━━━ Extracted data

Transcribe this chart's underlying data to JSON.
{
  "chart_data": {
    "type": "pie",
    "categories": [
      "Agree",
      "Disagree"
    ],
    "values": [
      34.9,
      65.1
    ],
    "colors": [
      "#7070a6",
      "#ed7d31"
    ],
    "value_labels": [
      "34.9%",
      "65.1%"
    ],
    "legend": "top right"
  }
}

━━━━━━

Give back the whole listing exactly as it reads.

Transcribe this chart's underlying data to JSON.
{
  "chart_data": {
    "type": "pie",
    "categories": [
      "Agree",
      "Disagree"
    ],
    "values": [
      34.9,
      65.1
    ],
    "colors": [
      "#7070a6",
      "#ed7d31"
    ],
    "value_labels": [
      "34.9%",
      "65.1%"
    ],
    "legend": "top right"
  }
}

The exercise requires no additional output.